- _练习说明_:
能把国际刑法这段文字从“况且,在波黑地区的种族冲突是”开始，一直到“法上并不需要加以严格的遵守。”为止的部分一字不差地抄写下来吗？

- _所示文字_:
----------------------------------------
况且,在波黑地区的种族冲突是非难辨,但既然已经形成了国际准则,除非准则被撤销,国际社会就一定要一直贯彻下去。

所以,卡拉季奇当心理医生后被人举报,最后前南法庭发出通缉令抓获卡拉季奇。

审判消耗了大量的司法资源,没有任何政策价值,唯一的价值就是阐明一种立场——国际刑法必须惩罚国际罪行。

笔者认为,国际刑法实际上没有如国内刑法一样的、一系列的明确准则和体系。

国际刑法最重要的原则实际上不是原则,反而是破坏传统国内刑法原则的原则。

也就是说,在国际刑法的框架中,罪刑法定主义、罪行等价主义、法律不追究既往、一事不二理等等,这样固有的刑法原则实际上在国际刑法中都没有得到全面的落实,传统刑法牢不可破的原则在国际法上并不需要加以严格的遵守。
----------------------------------------
- _取自一个合集的条目_:
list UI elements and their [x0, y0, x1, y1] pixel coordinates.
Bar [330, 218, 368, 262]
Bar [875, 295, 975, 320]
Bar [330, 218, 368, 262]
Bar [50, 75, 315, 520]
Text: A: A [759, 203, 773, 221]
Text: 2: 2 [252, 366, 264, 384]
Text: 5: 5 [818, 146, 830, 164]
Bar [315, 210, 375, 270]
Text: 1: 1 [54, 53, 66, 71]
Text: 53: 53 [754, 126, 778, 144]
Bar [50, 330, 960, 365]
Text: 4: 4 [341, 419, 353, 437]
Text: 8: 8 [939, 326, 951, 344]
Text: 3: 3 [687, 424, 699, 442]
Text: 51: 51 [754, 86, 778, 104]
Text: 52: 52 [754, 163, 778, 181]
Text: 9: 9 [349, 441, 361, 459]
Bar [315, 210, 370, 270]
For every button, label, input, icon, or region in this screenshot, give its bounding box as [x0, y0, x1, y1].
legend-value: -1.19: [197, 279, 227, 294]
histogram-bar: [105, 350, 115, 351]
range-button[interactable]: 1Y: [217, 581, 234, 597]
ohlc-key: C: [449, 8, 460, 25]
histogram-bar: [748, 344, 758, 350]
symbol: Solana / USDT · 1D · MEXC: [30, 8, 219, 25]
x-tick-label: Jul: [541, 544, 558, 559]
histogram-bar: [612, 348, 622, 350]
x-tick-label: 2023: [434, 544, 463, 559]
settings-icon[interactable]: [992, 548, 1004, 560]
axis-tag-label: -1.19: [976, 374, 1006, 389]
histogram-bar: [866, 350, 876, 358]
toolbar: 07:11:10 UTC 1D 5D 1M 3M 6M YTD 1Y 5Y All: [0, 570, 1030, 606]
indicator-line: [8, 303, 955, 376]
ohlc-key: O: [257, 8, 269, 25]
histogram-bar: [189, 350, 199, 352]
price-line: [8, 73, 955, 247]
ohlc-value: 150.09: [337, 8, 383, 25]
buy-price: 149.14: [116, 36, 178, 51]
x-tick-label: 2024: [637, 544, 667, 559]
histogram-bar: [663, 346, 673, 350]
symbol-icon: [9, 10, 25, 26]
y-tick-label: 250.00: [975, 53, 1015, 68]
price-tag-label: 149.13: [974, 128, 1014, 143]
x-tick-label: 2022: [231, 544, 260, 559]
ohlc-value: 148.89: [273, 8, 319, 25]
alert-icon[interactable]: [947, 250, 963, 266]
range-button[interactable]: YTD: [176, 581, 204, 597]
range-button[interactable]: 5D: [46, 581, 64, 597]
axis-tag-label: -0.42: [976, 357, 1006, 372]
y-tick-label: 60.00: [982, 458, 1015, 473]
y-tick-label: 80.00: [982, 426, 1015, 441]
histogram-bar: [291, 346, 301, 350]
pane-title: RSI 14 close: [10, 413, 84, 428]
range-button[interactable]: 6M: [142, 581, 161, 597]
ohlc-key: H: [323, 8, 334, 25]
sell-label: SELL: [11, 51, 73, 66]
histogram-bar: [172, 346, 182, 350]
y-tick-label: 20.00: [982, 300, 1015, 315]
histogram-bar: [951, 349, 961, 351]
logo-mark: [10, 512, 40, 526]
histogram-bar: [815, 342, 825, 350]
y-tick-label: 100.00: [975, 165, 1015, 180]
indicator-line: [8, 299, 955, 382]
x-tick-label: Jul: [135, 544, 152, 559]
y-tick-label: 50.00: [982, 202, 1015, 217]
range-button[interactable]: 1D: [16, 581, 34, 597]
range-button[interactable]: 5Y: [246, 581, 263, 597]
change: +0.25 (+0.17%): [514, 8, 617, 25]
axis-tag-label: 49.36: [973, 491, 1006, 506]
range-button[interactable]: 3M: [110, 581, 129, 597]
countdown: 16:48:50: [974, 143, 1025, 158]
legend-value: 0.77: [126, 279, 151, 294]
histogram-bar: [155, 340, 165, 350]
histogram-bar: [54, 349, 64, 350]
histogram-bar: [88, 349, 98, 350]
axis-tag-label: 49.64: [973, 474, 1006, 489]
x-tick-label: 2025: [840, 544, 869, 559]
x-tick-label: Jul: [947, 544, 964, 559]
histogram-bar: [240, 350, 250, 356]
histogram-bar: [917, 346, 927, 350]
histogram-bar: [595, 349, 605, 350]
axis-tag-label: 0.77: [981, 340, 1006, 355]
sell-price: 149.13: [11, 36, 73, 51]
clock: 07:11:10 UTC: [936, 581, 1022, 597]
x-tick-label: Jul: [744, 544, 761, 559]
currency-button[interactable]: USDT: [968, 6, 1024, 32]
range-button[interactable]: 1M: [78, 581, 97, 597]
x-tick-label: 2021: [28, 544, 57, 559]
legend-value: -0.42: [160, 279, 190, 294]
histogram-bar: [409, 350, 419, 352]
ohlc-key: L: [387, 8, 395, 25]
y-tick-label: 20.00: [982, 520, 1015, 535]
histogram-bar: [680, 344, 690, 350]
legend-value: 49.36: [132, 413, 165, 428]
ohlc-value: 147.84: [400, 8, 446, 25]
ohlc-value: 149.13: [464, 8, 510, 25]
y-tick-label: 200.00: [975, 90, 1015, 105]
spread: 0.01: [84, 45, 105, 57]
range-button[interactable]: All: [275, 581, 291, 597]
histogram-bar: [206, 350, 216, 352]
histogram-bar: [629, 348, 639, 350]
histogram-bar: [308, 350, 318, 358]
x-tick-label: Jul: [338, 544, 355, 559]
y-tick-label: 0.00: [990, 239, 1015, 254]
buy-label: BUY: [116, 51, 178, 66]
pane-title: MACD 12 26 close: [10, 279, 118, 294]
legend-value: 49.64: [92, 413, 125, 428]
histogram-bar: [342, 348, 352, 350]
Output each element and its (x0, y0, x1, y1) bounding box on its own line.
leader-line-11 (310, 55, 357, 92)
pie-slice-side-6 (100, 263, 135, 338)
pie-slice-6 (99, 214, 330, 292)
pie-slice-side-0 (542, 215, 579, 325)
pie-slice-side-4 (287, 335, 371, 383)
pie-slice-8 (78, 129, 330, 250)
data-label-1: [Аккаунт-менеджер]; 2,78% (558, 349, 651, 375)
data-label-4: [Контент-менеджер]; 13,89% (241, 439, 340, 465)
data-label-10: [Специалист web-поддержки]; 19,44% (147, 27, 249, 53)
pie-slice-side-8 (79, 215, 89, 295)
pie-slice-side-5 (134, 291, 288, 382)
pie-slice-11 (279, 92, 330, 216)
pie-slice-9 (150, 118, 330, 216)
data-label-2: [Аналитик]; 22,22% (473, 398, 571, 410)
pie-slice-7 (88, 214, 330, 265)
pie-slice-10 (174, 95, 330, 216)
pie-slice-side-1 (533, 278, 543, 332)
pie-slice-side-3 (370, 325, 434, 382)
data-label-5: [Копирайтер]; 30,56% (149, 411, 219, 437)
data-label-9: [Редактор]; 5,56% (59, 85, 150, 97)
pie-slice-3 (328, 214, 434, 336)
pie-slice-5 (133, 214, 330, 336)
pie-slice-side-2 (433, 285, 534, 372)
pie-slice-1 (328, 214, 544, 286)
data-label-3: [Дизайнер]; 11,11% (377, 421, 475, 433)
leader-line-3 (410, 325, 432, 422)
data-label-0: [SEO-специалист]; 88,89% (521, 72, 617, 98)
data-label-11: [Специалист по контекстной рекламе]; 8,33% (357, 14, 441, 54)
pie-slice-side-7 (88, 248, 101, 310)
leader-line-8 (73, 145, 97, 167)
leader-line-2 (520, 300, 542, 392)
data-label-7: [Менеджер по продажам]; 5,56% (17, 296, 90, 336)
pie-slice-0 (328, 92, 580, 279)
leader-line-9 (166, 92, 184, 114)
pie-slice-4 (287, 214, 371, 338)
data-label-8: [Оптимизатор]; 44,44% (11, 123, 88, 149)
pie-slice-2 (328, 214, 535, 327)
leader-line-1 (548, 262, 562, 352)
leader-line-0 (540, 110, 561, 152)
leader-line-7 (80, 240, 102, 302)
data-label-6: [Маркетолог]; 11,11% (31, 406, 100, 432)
----------------------------------------
- _任务结果_:
况且,在波黑地区的种族冲突是非难辨,但既然已经形成了国际准则,除非准则被撤销,国际社会就一定要一直贯彻下去。

所以,卡拉季奇当心理医生后被人举报,最后前南法庭发出通缉令抓获卡拉季奇。

审判消耗了大量的司法资源,没有任何政策价值,唯一的价值就是阐明一种立场——国际刑法必须惩罚国际罪行。

笔者认为,国际刑法实际上没有如国内刑法一样的、一系列的明确准则和体系。

国际刑法最重要的原则实际上不是原则,反而是破坏传统国内刑法原则的原则。

也就是说,在国际刑法的框架中,罪刑法定主义、罪行等价主义、法律不追究既往、一事不二理等等,这样固有的刑法原则实际上在国际刑法中都没有得到全面的落实,传统刑法牢不可破的原则在国际法上并不需要加以严格的遵守。